A block of data
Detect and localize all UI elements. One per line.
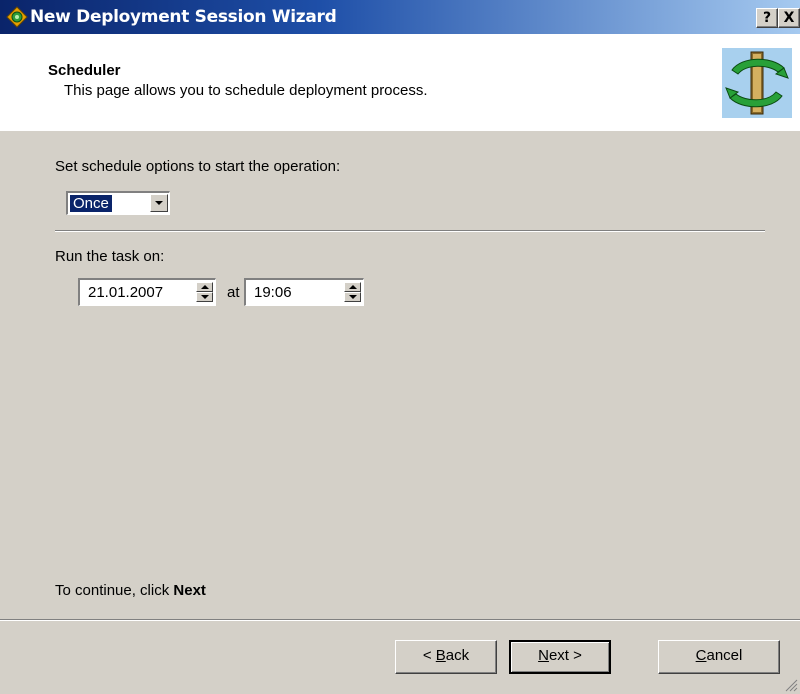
back-button[interactable]: < Back xyxy=(395,640,497,674)
run-time-value: 19:06 xyxy=(254,284,292,301)
section-divider xyxy=(55,230,765,232)
date-up-arrow-icon[interactable] xyxy=(196,282,213,292)
next-button[interactable]: Next > xyxy=(509,640,611,674)
run-date-picker[interactable]: 21.01.2007 xyxy=(78,278,216,306)
page-title: Scheduler xyxy=(48,62,121,79)
run-date-value: 21.01.2007 xyxy=(88,284,164,301)
wizard-header: Scheduler This page allows you to schedu… xyxy=(0,34,800,131)
run-task-label: Run the task on: xyxy=(55,248,165,265)
resize-grip-icon[interactable] xyxy=(784,678,798,692)
wizard-window: New Deployment Session Wizard ? X Schedu… xyxy=(0,0,800,694)
page-subtitle: This page allows you to schedule deploym… xyxy=(64,82,428,99)
schedule-options-label: Set schedule options to start the operat… xyxy=(55,158,341,175)
at-label: at xyxy=(227,284,240,301)
window-title: New Deployment Session Wizard xyxy=(30,7,337,27)
footer-divider xyxy=(0,619,800,621)
time-up-arrow-icon[interactable] xyxy=(344,282,361,292)
cancel-button[interactable]: Cancel xyxy=(658,640,780,674)
run-time-picker[interactable]: 19:06 xyxy=(244,278,364,306)
close-button[interactable]: X xyxy=(778,8,800,28)
continue-hint-next: Next xyxy=(173,582,206,599)
help-button[interactable]: ? xyxy=(756,8,778,28)
dropdown-arrow-icon[interactable] xyxy=(150,194,168,212)
time-down-arrow-icon[interactable] xyxy=(344,292,361,302)
schedule-frequency-select[interactable]: Once xyxy=(66,191,170,215)
scheduler-icon xyxy=(722,48,792,118)
schedule-frequency-value: Once xyxy=(69,194,113,213)
continue-hint: To continue, click Next xyxy=(55,582,206,599)
wizard-app-icon xyxy=(6,6,28,28)
date-down-arrow-icon[interactable] xyxy=(196,292,213,302)
title-bar[interactable]: New Deployment Session Wizard ? X xyxy=(0,0,800,34)
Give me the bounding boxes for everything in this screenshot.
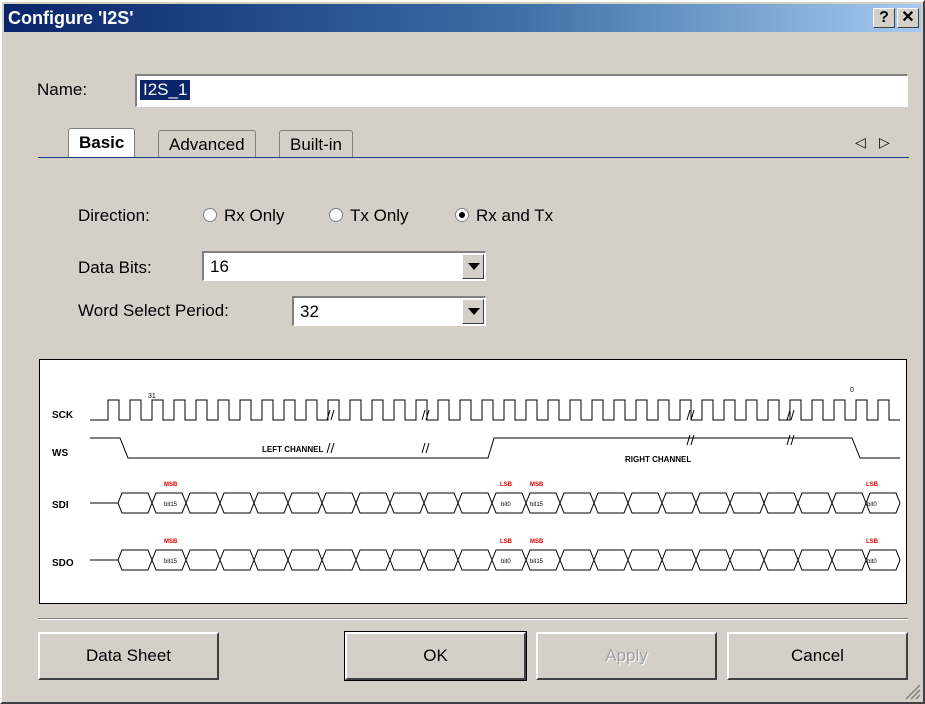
msb-marker: MSB <box>530 482 544 488</box>
word-select-period-value: 32 <box>300 302 319 321</box>
name-label: Name: <box>37 80 88 99</box>
i2s-timing-diagram: SCK WS SDI SDO LEFT CHANNEL RIGHT CHANNE… <box>39 359 907 604</box>
tab-basic-label: Basic <box>79 133 125 152</box>
tab-scroll-left-icon[interactable]: ◁ <box>855 134 866 151</box>
break-mark <box>786 434 795 446</box>
radio-rx-only-label[interactable]: Rx Only <box>224 206 284 226</box>
sdi-cell: bit0 <box>501 502 511 508</box>
break-mark <box>421 442 430 454</box>
title-bar[interactable]: Configure 'I2S' ? ✕ <box>4 4 921 32</box>
tab-scroll-right-icon[interactable]: ▷ <box>879 134 890 151</box>
resize-grip-icon[interactable] <box>903 682 921 700</box>
tab-underline <box>38 157 909 158</box>
radio-tx-only-label[interactable]: Tx Only <box>350 206 409 226</box>
ok-button[interactable]: OK <box>344 631 527 681</box>
break-mark <box>421 409 430 421</box>
sck-waveform <box>90 399 900 421</box>
chevron-down-icon[interactable] <box>462 254 484 279</box>
break-mark <box>326 442 335 454</box>
break-mark <box>686 434 695 446</box>
sdo-cell: bit0 <box>501 559 511 565</box>
msb-marker: MSB <box>164 482 178 488</box>
word-select-period-select[interactable]: 32 <box>292 296 486 326</box>
sdo-cell: bit15 <box>164 559 178 565</box>
apply-button[interactable]: Apply <box>536 632 717 680</box>
sck-marker-0: 0 <box>850 387 854 394</box>
cancel-button[interactable]: Cancel <box>727 632 908 680</box>
tab-advanced-label: Advanced <box>169 135 245 154</box>
data-bits-select[interactable]: 16 <box>202 251 486 281</box>
sdo-cell: bit0 <box>867 559 877 565</box>
sck-marker-31: 31 <box>148 393 156 400</box>
direction-label: Direction: <box>78 206 150 225</box>
radio-rx-and-tx-label[interactable]: Rx and Tx <box>476 206 553 226</box>
ws-waveform <box>90 437 900 459</box>
sdi-waveform <box>90 492 901 514</box>
data-sheet-button[interactable]: Data Sheet <box>38 632 219 680</box>
tab-built-in[interactable]: Built-in <box>279 130 353 158</box>
chevron-down-icon[interactable] <box>462 299 484 324</box>
data-bits-value: 16 <box>210 257 229 276</box>
signal-label-sck: SCK <box>52 410 74 421</box>
name-value: I2S_1 <box>140 80 191 100</box>
window-title: Configure 'I2S' <box>8 8 134 28</box>
lsb-marker: LSB <box>500 482 513 488</box>
tab-built-in-label: Built-in <box>290 135 342 154</box>
radio-rx-and-tx[interactable] <box>455 208 469 222</box>
sdi-cell: bit0 <box>867 502 877 508</box>
configure-dialog: Configure 'I2S' ? ✕ Name: I2S_1 Basic Ad… <box>0 0 925 704</box>
help-button[interactable]: ? <box>873 8 895 28</box>
sdi-cell: bit15 <box>530 502 544 508</box>
separator <box>38 618 908 620</box>
left-channel-label: LEFT CHANNEL <box>262 445 323 454</box>
data-bits-label: Data Bits: <box>78 258 152 277</box>
word-select-period-label: Word Select Period: <box>78 301 229 320</box>
msb-marker: MSB <box>530 539 544 545</box>
right-channel-label: RIGHT CHANNEL <box>625 455 691 464</box>
signal-label-sdi: SDI <box>52 500 69 511</box>
lsb-marker: LSB <box>866 482 879 488</box>
lsb-marker: LSB <box>866 539 879 545</box>
sdi-cell: bit15 <box>164 502 178 508</box>
close-button[interactable]: ✕ <box>897 8 919 28</box>
signal-label-sdo: SDO <box>52 558 74 569</box>
signal-label-ws: WS <box>52 448 68 459</box>
radio-rx-only[interactable] <box>203 208 217 222</box>
timing-diagram-svg: SCK WS SDI SDO LEFT CHANNEL RIGHT CHANNE… <box>52 387 901 571</box>
name-input[interactable]: I2S_1 <box>135 74 908 107</box>
msb-marker: MSB <box>164 539 178 545</box>
lsb-marker: LSB <box>500 539 513 545</box>
sdo-waveform <box>90 549 901 571</box>
radio-tx-only[interactable] <box>329 208 343 222</box>
tab-advanced[interactable]: Advanced <box>158 130 256 158</box>
tab-basic[interactable]: Basic <box>68 128 136 158</box>
sdo-cell: bit15 <box>530 559 544 565</box>
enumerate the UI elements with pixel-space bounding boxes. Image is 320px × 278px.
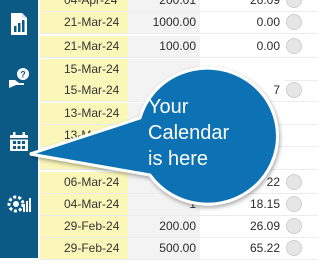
report-chart-icon[interactable] [0,4,38,44]
table-row[interactable]: 21-Mar-24 1000.00 0.00 [40,11,318,34]
date-cell: 06-Mar-24 [40,171,128,193]
table-row[interactable]: 04-Mar-24 1 18.15 [40,193,318,216]
sidebar: ? [0,0,38,269]
amount-cell: 200.01 [128,0,200,11]
date-cell: 29-Feb-24 [40,215,128,237]
amount-cell: 200.00 [128,215,200,237]
date-cell: 15-Mar-24 [40,79,128,101]
table-row[interactable]: 06-Mar-24 22 [40,171,318,194]
row-select-radio[interactable] [286,196,302,212]
amount-cell: 500.00 [128,237,200,259]
row-select-radio[interactable] [286,14,302,30]
balance-cell: 26.09 [200,215,284,237]
settings-chart-icon[interactable] [0,184,38,224]
balance-cell: 0.00 [200,11,284,33]
amount-cell: 1 [128,193,200,215]
date-cell: 13-M [40,124,128,146]
balance-cell [200,58,284,80]
callout-line-1: Your [148,96,189,118]
date-cell: 13-Mar-24 [40,102,128,124]
partial-icon[interactable] [0,238,38,278]
date-cell: 04-Apr-24 [40,0,128,11]
date-cell: 04-Mar-24 [40,193,128,215]
balance-cell: 65.22 [200,237,284,259]
help-hand-icon[interactable]: ? [0,58,38,98]
amount-cell: 1000.00 [128,11,200,33]
balance-cell: 26.09 [200,0,284,11]
amount-cell [128,58,200,80]
row-select-radio[interactable] [286,218,302,234]
amount-cell [128,171,200,193]
callout-line-3: is here [148,148,209,170]
balance-cell: 0.00 [200,35,284,57]
row-select-radio[interactable] [286,174,302,190]
table-row[interactable]: 21-Mar-24 100.00 0.00 [40,35,318,58]
callout-text: Your Calendar is here [148,94,278,172]
row-select-radio[interactable] [286,38,302,54]
table-row[interactable]: 29-Feb-24 200.00 26.09 [40,215,318,238]
date-cell: 21-Mar-24 [40,35,128,57]
date-cell: 21-Mar-24 [40,11,128,33]
table-row[interactable]: 15-Mar-24 [40,58,318,81]
date-cell: 15-Mar-24 [40,58,128,80]
row-select-radio[interactable] [286,0,302,8]
calendar-icon[interactable] [0,122,38,162]
balance-cell: 18.15 [200,193,284,215]
row-select-radio[interactable] [286,82,302,98]
svg-text:?: ? [20,70,26,80]
amount-cell: 100.00 [128,35,200,57]
callout-line-2: Calendar [148,122,230,144]
balance-cell: 22 [200,171,284,193]
date-cell: 13-Mar-24 [40,147,128,169]
table-row[interactable]: 29-Feb-24 500.00 65.22 [40,237,318,260]
row-select-radio[interactable] [286,240,302,256]
date-cell: 29-Feb-24 [40,237,128,259]
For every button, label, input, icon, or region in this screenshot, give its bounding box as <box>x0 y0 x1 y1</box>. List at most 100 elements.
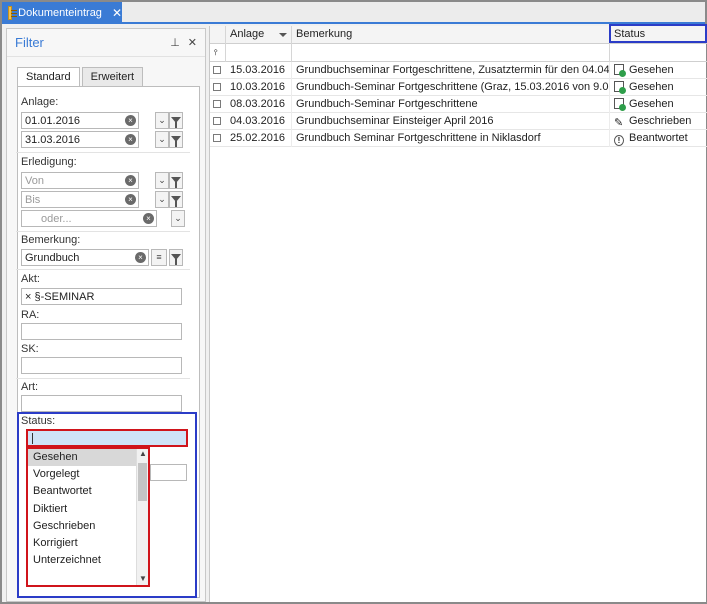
filter-title: Filter <box>15 35 44 50</box>
status-column-highlight-box <box>609 24 707 43</box>
document-tab-title: Dokumenteintrag <box>18 7 102 19</box>
filter-funnel-no-icon[interactable] <box>169 191 183 208</box>
column-anlage[interactable]: Anlage <box>226 26 292 44</box>
cell-bemerkung: Grundbuch Seminar Fortgeschrittene in Ni… <box>292 130 610 147</box>
filter-funnel-icon[interactable] <box>169 112 183 129</box>
speech-bubble-icon: ! <box>614 135 624 146</box>
row-checkbox[interactable] <box>213 66 221 74</box>
clear-icon[interactable]: × <box>125 194 136 205</box>
table-row[interactable]: 25.02.2016 Grundbuch Seminar Fortgeschri… <box>210 130 707 147</box>
sk-field[interactable] <box>21 357 182 374</box>
bemerkung-field[interactable]: Grundbuch × <box>21 249 149 266</box>
cell-bemerkung: Grundbuchseminar Einsteiger April 2016 <box>292 113 610 130</box>
document-tab[interactable]: Dokumenteintrag ✕ <box>2 2 122 24</box>
status-label: Status: <box>21 415 56 427</box>
status-option-vorgelegt[interactable]: Vorgelegt <box>28 466 148 483</box>
cell-anlage: 08.03.2016 <box>226 96 292 113</box>
application-window: Dokumenteintrag ✕ Filter ⊥ ✕ Standard Er… <box>0 0 707 604</box>
sort-down-icon <box>279 33 287 37</box>
document-tab-strip: Dokumenteintrag ✕ <box>2 2 705 24</box>
scrollbar-thumb[interactable] <box>138 463 147 501</box>
erledigung-from-field[interactable]: Von × <box>21 172 139 189</box>
erledigung-to-field[interactable]: Bis × <box>21 191 139 208</box>
document-grid: Anlage Bemerkung Status ⫯ 15.03.2016 Gru… <box>209 26 707 602</box>
document-eye-icon <box>614 64 626 77</box>
text-caret <box>32 433 33 444</box>
divider <box>16 231 190 232</box>
filter-mode-icon[interactable]: ≡ <box>151 249 167 266</box>
row-checkbox[interactable] <box>213 134 221 142</box>
erledigung-or-field[interactable]: oder... × <box>21 210 157 227</box>
status-dropdown: Gesehen Vorgelegt Beantwortet Diktiert G… <box>26 447 150 587</box>
divider <box>16 152 190 153</box>
filter-cell-anlage[interactable] <box>226 44 292 62</box>
cell-status: Gesehen <box>610 79 707 96</box>
art-label: Art: <box>21 381 39 393</box>
anlage-from-field[interactable]: 01.01.2016 × <box>21 112 139 129</box>
filter-header: Filter ⊥ ✕ <box>7 29 205 57</box>
status-input[interactable] <box>26 429 188 447</box>
scroll-up-icon[interactable]: ▲ <box>137 449 148 458</box>
tab-standard[interactable]: Standard <box>17 67 80 87</box>
filter-funnel-icon[interactable] <box>169 131 183 148</box>
clear-icon[interactable]: × <box>135 252 146 263</box>
cell-bemerkung: Grundbuch-Seminar Fortgeschrittene <box>292 96 610 113</box>
status-option-beantwortet[interactable]: Beantwortet <box>28 483 148 500</box>
close-icon[interactable]: ✕ <box>112 6 122 20</box>
filter-funnel-icon[interactable] <box>169 249 183 266</box>
row-checkbox[interactable] <box>213 83 221 91</box>
dropdown-scrollbar[interactable]: ▲ ▼ <box>136 449 148 585</box>
chevron-down-icon[interactable]: ⌄ <box>155 131 169 148</box>
header-check-column <box>210 26 226 44</box>
status-option-korrigiert[interactable]: Korrigiert <box>28 535 148 552</box>
sk-label: SK: <box>21 343 39 355</box>
status-option-diktiert[interactable]: Diktiert <box>28 501 148 518</box>
akt-label: Akt: <box>21 273 40 285</box>
row-checkbox[interactable] <box>213 117 221 125</box>
bemerkung-label: Bemerkung: <box>21 234 81 246</box>
anlage-label: Anlage: <box>21 96 59 108</box>
table-row[interactable]: 10.03.2016 Grundbuch-Seminar Fortgeschri… <box>210 79 707 96</box>
filter-cell-bemerkung[interactable] <box>292 44 610 62</box>
clear-icon[interactable]: × <box>125 175 136 186</box>
column-bemerkung[interactable]: Bemerkung <box>292 26 610 44</box>
table-row[interactable]: 08.03.2016 Grundbuch-Seminar Fortgeschri… <box>210 96 707 113</box>
cell-bemerkung: Grundbuch-Seminar Fortgeschrittene (Graz… <box>292 79 610 96</box>
chevron-down-icon[interactable]: ⌄ <box>155 172 169 189</box>
hidden-field[interactable] <box>150 464 187 481</box>
ra-label: RA: <box>21 309 40 321</box>
status-option-geschrieben[interactable]: Geschrieben <box>28 518 148 535</box>
chevron-down-icon[interactable]: ⌄ <box>155 112 169 129</box>
cell-status: Gesehen <box>610 96 707 113</box>
table-row[interactable]: 15.03.2016 Grundbuchseminar Fortgeschrit… <box>210 62 707 79</box>
scroll-down-icon[interactable]: ▼ <box>137 574 148 583</box>
akt-field[interactable]: × §-SEMINAR <box>21 288 182 305</box>
document-icon <box>8 6 18 20</box>
filter-row-pin-icon[interactable]: ⫯ <box>210 44 226 62</box>
filter-cell-status[interactable] <box>610 44 707 62</box>
clear-icon[interactable]: × <box>143 213 154 224</box>
anlage-to-field[interactable]: 31.03.2016 × <box>21 131 139 148</box>
status-option-gesehen[interactable]: Gesehen <box>28 449 148 467</box>
row-checkbox[interactable] <box>213 100 221 108</box>
table-row[interactable]: 04.03.2016 Grundbuchseminar Einsteiger A… <box>210 113 707 130</box>
ra-field[interactable] <box>21 323 182 340</box>
pencil-icon: ✎ <box>614 117 624 129</box>
cell-status: ! Beantwortet <box>610 130 707 147</box>
erledigung-label: Erledigung: <box>21 156 77 168</box>
close-panel-icon[interactable]: ✕ <box>188 36 197 49</box>
document-eye-icon <box>614 81 626 94</box>
pin-icon[interactable]: ⊥ <box>170 36 180 49</box>
art-field[interactable] <box>21 395 182 412</box>
tab-erweitert[interactable]: Erweitert <box>81 67 144 87</box>
clear-icon[interactable]: × <box>125 115 136 126</box>
document-eye-icon <box>614 98 626 111</box>
filter-funnel-icon[interactable] <box>169 172 183 189</box>
clear-icon[interactable]: × <box>125 134 136 145</box>
cell-anlage: 04.03.2016 <box>226 113 292 130</box>
status-option-unterzeichnet[interactable]: Unterzeichnet <box>28 552 148 569</box>
cell-status: Gesehen <box>610 62 707 79</box>
divider <box>16 378 190 379</box>
chevron-down-icon[interactable]: ⌄ <box>155 191 169 208</box>
chevron-down-icon[interactable]: ⌄ <box>171 210 185 227</box>
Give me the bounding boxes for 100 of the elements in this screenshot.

Directive:
Repeat the entries above word for word, starting at the line containing "back-button[interactable]: < Back" and ending at the line containing "run-date-picker[interactable]: 21.01.2007 xyxy=(78,278,216,306)", both included.

Task answer:
back-button[interactable]: < Back xyxy=(395,640,497,674)
run-time-value: 19:06 xyxy=(254,284,292,301)
section-divider xyxy=(55,230,765,232)
date-up-arrow-icon[interactable] xyxy=(196,282,213,292)
next-button[interactable]: Next > xyxy=(509,640,611,674)
run-date-picker[interactable]: 21.01.2007 xyxy=(78,278,216,306)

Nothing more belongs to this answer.